◆ WHAT IS REQUIRED:
Tally the lines holding the string "JSON" and reply with that number alone.

◆ Data tied to figure images:
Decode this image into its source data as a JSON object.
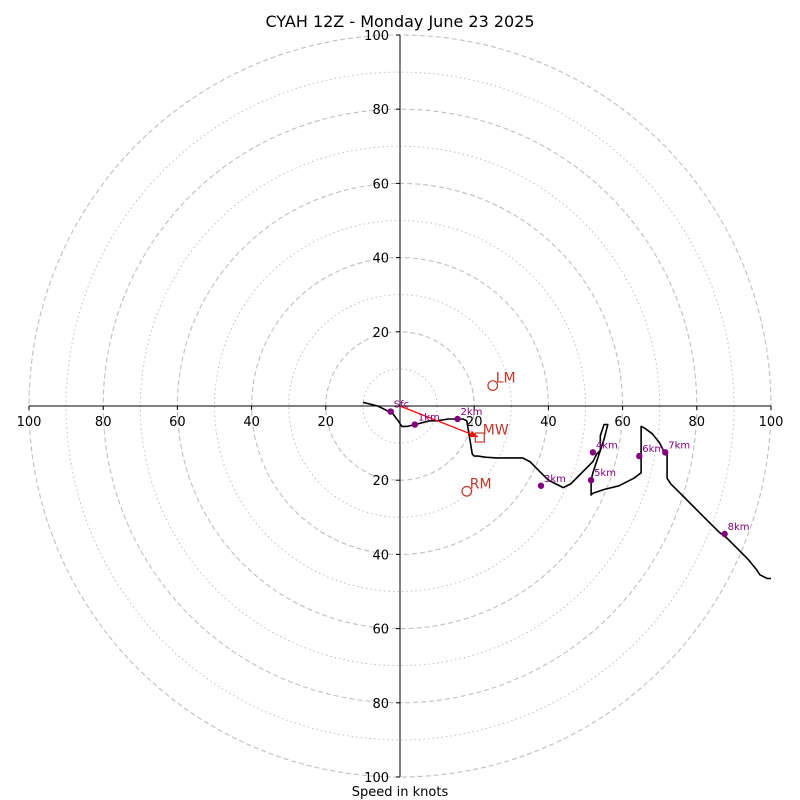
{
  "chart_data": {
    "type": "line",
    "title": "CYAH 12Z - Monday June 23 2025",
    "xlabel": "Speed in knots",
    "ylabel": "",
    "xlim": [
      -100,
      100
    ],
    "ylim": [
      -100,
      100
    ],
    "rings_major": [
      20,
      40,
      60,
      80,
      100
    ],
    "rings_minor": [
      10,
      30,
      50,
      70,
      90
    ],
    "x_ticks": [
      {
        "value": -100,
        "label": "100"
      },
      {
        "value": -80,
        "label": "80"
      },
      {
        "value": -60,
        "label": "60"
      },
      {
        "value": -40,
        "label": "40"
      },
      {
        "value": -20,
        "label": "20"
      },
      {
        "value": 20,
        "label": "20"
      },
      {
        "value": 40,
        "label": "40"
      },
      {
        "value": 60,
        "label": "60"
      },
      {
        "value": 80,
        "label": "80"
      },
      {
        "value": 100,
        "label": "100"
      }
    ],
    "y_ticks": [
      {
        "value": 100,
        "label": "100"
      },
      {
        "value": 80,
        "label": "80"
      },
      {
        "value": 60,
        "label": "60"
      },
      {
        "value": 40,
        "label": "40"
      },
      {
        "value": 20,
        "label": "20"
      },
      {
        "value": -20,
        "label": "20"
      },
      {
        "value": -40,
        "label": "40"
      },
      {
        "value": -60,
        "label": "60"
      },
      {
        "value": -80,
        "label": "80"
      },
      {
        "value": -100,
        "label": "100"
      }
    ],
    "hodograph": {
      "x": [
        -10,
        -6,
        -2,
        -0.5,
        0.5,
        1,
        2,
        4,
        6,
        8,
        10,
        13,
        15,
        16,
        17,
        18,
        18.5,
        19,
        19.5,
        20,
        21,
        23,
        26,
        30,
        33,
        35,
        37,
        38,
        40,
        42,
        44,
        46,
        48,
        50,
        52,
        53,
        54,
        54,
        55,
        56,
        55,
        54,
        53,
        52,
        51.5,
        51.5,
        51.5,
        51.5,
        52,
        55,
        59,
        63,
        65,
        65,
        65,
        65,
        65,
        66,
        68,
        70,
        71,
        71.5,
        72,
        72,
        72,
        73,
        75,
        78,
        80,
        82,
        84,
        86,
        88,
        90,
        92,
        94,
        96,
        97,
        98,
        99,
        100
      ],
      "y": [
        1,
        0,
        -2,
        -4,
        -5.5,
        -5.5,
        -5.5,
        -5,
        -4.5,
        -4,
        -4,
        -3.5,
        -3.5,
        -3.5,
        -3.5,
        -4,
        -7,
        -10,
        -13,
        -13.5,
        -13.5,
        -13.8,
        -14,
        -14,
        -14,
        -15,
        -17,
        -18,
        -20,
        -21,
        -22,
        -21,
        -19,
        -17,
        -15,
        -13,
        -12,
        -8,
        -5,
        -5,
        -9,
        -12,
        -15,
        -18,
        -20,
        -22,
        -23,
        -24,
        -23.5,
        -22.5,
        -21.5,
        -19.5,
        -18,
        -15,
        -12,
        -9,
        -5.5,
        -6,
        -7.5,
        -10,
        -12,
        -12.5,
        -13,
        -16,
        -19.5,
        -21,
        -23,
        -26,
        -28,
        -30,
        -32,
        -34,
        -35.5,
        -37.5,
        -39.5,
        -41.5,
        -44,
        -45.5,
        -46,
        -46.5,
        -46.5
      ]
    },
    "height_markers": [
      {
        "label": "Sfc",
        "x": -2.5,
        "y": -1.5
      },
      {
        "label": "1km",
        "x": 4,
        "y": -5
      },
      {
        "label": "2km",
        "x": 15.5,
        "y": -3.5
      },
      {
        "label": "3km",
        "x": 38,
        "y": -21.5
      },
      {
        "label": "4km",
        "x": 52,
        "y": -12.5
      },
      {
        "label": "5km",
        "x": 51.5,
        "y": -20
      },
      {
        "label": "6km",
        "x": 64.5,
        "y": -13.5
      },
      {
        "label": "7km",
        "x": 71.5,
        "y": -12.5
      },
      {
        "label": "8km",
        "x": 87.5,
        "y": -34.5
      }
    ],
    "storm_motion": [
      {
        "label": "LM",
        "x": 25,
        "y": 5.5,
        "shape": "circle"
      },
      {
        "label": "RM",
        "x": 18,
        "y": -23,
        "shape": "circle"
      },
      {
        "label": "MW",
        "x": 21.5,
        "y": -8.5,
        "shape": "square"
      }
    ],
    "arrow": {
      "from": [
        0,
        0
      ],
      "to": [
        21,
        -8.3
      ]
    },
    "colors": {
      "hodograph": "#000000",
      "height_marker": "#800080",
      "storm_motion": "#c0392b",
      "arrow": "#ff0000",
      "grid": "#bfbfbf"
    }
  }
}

==

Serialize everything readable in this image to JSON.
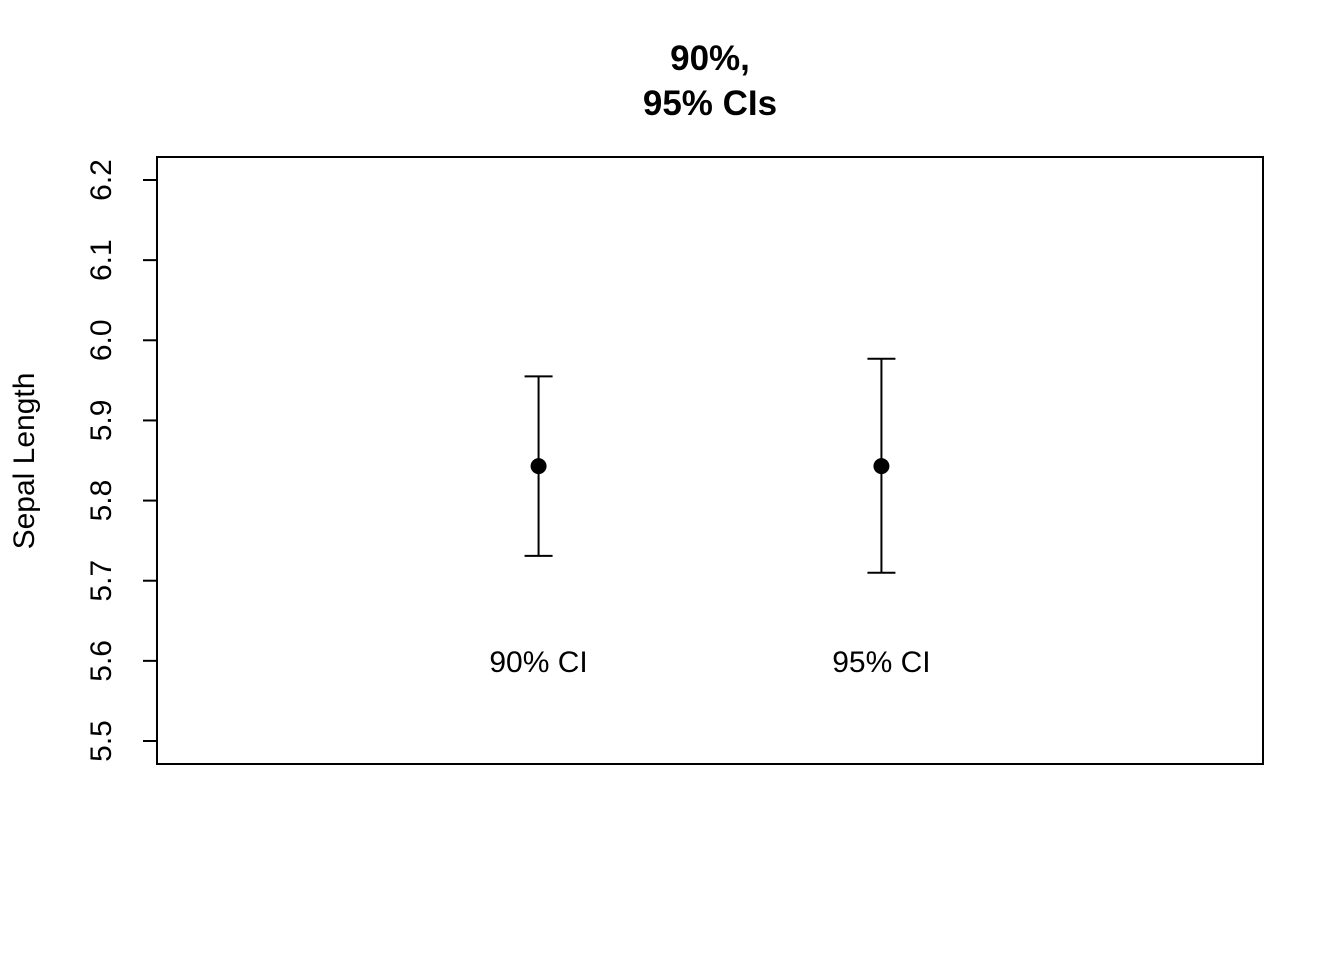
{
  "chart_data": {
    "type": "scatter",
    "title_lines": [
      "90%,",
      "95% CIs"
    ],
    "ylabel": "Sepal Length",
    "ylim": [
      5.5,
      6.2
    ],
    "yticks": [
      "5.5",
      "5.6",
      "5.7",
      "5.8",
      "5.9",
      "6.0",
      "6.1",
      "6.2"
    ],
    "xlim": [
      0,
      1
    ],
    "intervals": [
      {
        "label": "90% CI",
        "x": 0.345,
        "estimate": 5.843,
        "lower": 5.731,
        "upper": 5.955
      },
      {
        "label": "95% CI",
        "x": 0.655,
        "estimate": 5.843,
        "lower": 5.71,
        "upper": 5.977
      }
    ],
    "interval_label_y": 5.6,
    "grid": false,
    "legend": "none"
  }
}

◆ ANSWER FOR THE TASK:
2